GIVEN TASK: Extract each line of the data and write it out again exactly.
──────── RECORDS SHOWN ────────
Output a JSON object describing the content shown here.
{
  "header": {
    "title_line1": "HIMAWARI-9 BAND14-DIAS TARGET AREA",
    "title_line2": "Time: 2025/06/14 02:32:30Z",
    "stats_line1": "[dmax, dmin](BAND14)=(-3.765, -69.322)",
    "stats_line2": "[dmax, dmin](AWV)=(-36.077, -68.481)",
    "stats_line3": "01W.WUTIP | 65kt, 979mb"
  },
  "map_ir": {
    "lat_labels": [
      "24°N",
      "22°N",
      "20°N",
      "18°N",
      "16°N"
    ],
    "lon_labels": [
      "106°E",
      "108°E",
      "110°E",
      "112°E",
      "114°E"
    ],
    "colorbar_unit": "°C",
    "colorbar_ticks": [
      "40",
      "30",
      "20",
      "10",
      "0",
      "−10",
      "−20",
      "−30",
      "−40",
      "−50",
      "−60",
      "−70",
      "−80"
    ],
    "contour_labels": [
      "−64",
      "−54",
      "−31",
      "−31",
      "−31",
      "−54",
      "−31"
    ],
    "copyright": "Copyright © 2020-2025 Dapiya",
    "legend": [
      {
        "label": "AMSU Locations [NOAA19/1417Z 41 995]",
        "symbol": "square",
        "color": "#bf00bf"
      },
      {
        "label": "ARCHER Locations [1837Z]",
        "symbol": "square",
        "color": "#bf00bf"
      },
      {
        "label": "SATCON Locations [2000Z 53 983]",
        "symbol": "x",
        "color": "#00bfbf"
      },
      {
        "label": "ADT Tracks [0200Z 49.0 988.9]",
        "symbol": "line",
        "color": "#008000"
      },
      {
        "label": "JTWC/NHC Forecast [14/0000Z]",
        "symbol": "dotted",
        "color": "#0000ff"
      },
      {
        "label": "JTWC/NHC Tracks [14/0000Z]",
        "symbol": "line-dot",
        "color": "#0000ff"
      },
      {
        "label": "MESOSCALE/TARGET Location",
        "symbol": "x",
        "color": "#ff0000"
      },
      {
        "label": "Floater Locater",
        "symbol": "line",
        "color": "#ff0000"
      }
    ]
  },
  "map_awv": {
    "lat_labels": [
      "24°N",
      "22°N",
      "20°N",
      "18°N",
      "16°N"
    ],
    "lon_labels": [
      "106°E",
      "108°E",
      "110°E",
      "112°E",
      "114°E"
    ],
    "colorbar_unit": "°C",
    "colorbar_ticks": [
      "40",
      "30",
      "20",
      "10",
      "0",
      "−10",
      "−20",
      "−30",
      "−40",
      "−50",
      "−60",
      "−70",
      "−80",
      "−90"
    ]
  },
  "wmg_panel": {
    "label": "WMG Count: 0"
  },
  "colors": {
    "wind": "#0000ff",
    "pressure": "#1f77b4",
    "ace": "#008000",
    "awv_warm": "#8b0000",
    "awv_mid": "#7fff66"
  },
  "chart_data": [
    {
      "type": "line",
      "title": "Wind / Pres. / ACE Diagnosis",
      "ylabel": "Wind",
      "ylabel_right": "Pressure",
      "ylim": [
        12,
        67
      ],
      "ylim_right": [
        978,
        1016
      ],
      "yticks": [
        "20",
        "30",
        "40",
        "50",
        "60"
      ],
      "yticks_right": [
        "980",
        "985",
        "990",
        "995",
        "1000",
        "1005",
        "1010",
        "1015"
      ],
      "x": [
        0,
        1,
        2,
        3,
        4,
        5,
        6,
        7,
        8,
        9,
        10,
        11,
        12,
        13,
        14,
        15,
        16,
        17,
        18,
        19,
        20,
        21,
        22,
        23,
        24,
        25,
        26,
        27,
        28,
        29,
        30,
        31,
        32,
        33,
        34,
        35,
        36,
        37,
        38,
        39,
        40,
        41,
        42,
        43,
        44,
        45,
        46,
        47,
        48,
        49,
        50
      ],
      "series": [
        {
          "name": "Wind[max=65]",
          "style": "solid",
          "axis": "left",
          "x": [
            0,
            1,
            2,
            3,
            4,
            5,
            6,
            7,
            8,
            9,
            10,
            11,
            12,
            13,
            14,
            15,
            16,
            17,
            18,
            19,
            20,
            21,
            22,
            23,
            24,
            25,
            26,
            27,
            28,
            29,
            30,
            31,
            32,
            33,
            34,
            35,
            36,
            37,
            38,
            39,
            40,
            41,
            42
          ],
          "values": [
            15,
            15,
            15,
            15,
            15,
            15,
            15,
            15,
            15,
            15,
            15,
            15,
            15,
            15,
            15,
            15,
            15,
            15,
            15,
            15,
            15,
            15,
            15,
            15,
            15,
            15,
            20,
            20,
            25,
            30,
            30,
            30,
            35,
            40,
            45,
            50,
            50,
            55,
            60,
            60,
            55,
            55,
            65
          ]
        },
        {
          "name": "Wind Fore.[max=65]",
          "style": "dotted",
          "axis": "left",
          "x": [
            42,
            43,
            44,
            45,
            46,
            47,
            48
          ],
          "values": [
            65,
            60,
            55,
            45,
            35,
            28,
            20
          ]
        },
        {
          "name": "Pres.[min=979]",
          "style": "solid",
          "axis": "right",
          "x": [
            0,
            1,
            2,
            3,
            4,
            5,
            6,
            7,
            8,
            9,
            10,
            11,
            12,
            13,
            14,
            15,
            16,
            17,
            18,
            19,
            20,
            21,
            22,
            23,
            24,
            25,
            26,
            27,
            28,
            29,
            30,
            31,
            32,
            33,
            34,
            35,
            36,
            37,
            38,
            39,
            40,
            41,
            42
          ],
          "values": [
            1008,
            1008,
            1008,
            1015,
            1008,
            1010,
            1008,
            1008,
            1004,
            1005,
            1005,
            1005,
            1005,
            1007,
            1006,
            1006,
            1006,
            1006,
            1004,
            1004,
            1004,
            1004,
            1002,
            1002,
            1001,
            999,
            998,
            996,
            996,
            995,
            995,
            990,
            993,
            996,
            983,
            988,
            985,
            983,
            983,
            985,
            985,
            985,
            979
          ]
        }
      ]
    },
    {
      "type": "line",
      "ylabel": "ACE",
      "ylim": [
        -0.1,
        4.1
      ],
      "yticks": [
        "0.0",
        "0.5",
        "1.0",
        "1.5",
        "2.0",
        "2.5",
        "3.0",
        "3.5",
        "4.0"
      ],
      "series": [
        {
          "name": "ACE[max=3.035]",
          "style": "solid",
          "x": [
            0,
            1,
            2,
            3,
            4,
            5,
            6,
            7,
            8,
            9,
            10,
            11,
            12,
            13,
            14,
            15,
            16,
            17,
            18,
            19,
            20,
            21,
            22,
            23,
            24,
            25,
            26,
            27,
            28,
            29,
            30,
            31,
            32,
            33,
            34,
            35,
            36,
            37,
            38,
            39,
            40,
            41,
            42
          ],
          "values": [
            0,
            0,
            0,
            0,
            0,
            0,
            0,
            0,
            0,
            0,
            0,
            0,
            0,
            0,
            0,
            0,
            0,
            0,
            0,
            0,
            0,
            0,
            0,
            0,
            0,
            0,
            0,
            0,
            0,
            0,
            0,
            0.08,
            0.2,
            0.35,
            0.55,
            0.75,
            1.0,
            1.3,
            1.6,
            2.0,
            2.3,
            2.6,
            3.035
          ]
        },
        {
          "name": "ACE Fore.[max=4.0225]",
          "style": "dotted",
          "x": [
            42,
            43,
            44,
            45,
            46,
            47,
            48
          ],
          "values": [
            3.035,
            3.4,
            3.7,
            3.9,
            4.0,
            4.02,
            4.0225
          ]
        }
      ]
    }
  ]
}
────────
WORKED ANSWER:
Output a JSON object describing the content shown here.
{
  "header": {
    "title_line1": "HIMAWARI-9 BAND14-DIAS TARGET AREA",
    "title_line2": "Time: 2025/06/14 02:32:30Z",
    "stats_line1": "[dmax, dmin](BAND14)=(-3.765, -69.322)",
    "stats_line2": "[dmax, dmin](AWV)=(-36.077, -68.481)",
    "stats_line3": "01W.WUTIP | 65kt, 979mb"
  },
  "map_ir": {
    "lat_labels": [
      "24°N",
      "22°N",
      "20°N",
      "18°N",
      "16°N"
    ],
    "lon_labels": [
      "106°E",
      "108°E",
      "110°E",
      "112°E",
      "114°E"
    ],
    "colorbar_unit": "°C",
    "colorbar_ticks": [
      "40",
      "30",
      "20",
      "10",
      "0",
      "−10",
      "−20",
      "−30",
      "−40",
      "−50",
      "−60",
      "−70",
      "−80"
    ],
    "contour_labels": [
      "−64",
      "−54",
      "−31",
      "−31",
      "−31",
      "−54",
      "−31"
    ],
    "copyright": "Copyright © 2020-2025 Dapiya",
    "legend": [
      {
        "label": "AMSU Locations [NOAA19/1417Z 41 995]",
        "symbol": "square",
        "color": "#bf00bf"
      },
      {
        "label": "ARCHER Locations [1837Z]",
        "symbol": "square",
        "color": "#bf00bf"
      },
      {
        "label": "SATCON Locations [2000Z 53 983]",
        "symbol": "x",
        "color": "#00bfbf"
      },
      {
        "label": "ADT Tracks [0200Z 49.0 988.9]",
        "symbol": "line",
        "color": "#008000"
      },
      {
        "label": "JTWC/NHC Forecast [14/0000Z]",
        "symbol": "dotted",
        "color": "#0000ff"
      },
      {
        "label": "JTWC/NHC Tracks [14/0000Z]",
        "symbol": "line-dot",
        "color": "#0000ff"
      },
      {
        "label": "MESOSCALE/TARGET Location",
        "symbol": "x",
        "color": "#ff0000"
      },
      {
        "label": "Floater Locater",
        "symbol": "line",
        "color": "#ff0000"
      }
    ]
  },
  "map_awv": {
    "lat_labels": [
      "24°N",
      "22°N",
      "20°N",
      "18°N",
      "16°N"
    ],
    "lon_labels": [
      "106°E",
      "108°E",
      "110°E",
      "112°E",
      "114°E"
    ],
    "colorbar_unit": "°C",
    "colorbar_ticks": [
      "40",
      "30",
      "20",
      "10",
      "0",
      "−10",
      "−20",
      "−30",
      "−40",
      "−50",
      "−60",
      "−70",
      "−80",
      "−90"
    ]
  },
  "wmg_panel": {
    "label": "WMG Count: 0"
  },
  "colors": {
    "wind": "#0000ff",
    "pressure": "#1f77b4",
    "ace": "#008000",
    "awv_warm": "#8b0000",
    "awv_mid": "#7fff66"
  },
  "chart_data": [
    {
      "type": "line",
      "title": "Wind / Pres. / ACE Diagnosis",
      "ylabel": "Wind",
      "ylabel_right": "Pressure",
      "ylim": [
        12,
        67
      ],
      "ylim_right": [
        978,
        1016
      ],
      "yticks": [
        "20",
        "30",
        "40",
        "50",
        "60"
      ],
      "yticks_right": [
        "980",
        "985",
        "990",
        "995",
        "1000",
        "1005",
        "1010",
        "1015"
      ],
      "x": [
        0,
        1,
        2,
        3,
        4,
        5,
        6,
        7,
        8,
        9,
        10,
        11,
        12,
        13,
        14,
        15,
        16,
        17,
        18,
        19,
        20,
        21,
        22,
        23,
        24,
        25,
        26,
        27,
        28,
        29,
        30,
        31,
        32,
        33,
        34,
        35,
        36,
        37,
        38,
        39,
        40,
        41,
        42,
        43,
        44,
        45,
        46,
        47,
        48,
        49,
        50
      ],
      "series": [
        {
          "name": "Wind[max=65]",
          "style": "solid",
          "axis": "left",
          "x": [
            0,
            1,
            2,
            3,
            4,
            5,
            6,
            7,
            8,
            9,
            10,
            11,
            12,
            13,
            14,
            15,
            16,
            17,
            18,
            19,
            20,
            21,
            22,
            23,
            24,
            25,
            26,
            27,
            28,
            29,
            30,
            31,
            32,
            33,
            34,
            35,
            36,
            37,
            38,
            39,
            40,
            41,
            42
          ],
          "values": [
            15,
            15,
            15,
            15,
            15,
            15,
            15,
            15,
            15,
            15,
            15,
            15,
            15,
            15,
            15,
            15,
            15,
            15,
            15,
            15,
            15,
            15,
            15,
            15,
            15,
            15,
            20,
            20,
            25,
            30,
            30,
            30,
            35,
            40,
            45,
            50,
            50,
            55,
            60,
            60,
            55,
            55,
            65
          ]
        },
        {
          "name": "Wind Fore.[max=65]",
          "style": "dotted",
          "axis": "left",
          "x": [
            42,
            43,
            44,
            45,
            46,
            47,
            48
          ],
          "values": [
            65,
            60,
            55,
            45,
            35,
            28,
            20
          ]
        },
        {
          "name": "Pres.[min=979]",
          "style": "solid",
          "axis": "right",
          "x": [
            0,
            1,
            2,
            3,
            4,
            5,
            6,
            7,
            8,
            9,
            10,
            11,
            12,
            13,
            14,
            15,
            16,
            17,
            18,
            19,
            20,
            21,
            22,
            23,
            24,
            25,
            26,
            27,
            28,
            29,
            30,
            31,
            32,
            33,
            34,
            35,
            36,
            37,
            38,
            39,
            40,
            41,
            42
          ],
          "values": [
            1008,
            1008,
            1008,
            1015,
            1008,
            1010,
            1008,
            1008,
            1004,
            1005,
            1005,
            1005,
            1005,
            1007,
            1006,
            1006,
            1006,
            1006,
            1004,
            1004,
            1004,
            1004,
            1002,
            1002,
            1001,
            999,
            998,
            996,
            996,
            995,
            995,
            990,
            993,
            996,
            983,
            988,
            985,
            983,
            983,
            985,
            985,
            985,
            979
          ]
        }
      ]
    },
    {
      "type": "line",
      "ylabel": "ACE",
      "ylim": [
        -0.1,
        4.1
      ],
      "yticks": [
        "0.0",
        "0.5",
        "1.0",
        "1.5",
        "2.0",
        "2.5",
        "3.0",
        "3.5",
        "4.0"
      ],
      "series": [
        {
          "name": "ACE[max=3.035]",
          "style": "solid",
          "x": [
            0,
            1,
            2,
            3,
            4,
            5,
            6,
            7,
            8,
            9,
            10,
            11,
            12,
            13,
            14,
            15,
            16,
            17,
            18,
            19,
            20,
            21,
            22,
            23,
            24,
            25,
            26,
            27,
            28,
            29,
            30,
            31,
            32,
            33,
            34,
            35,
            36,
            37,
            38,
            39,
            40,
            41,
            42
          ],
          "values": [
            0,
            0,
            0,
            0,
            0,
            0,
            0,
            0,
            0,
            0,
            0,
            0,
            0,
            0,
            0,
            0,
            0,
            0,
            0,
            0,
            0,
            0,
            0,
            0,
            0,
            0,
            0,
            0,
            0,
            0,
            0,
            0.08,
            0.2,
            0.35,
            0.55,
            0.75,
            1.0,
            1.3,
            1.6,
            2.0,
            2.3,
            2.6,
            3.035
          ]
        },
        {
          "name": "ACE Fore.[max=4.0225]",
          "style": "dotted",
          "x": [
            42,
            43,
            44,
            45,
            46,
            47,
            48
          ],
          "values": [
            3.035,
            3.4,
            3.7,
            3.9,
            4.0,
            4.02,
            4.0225
          ]
        }
      ]
    }
  ]
}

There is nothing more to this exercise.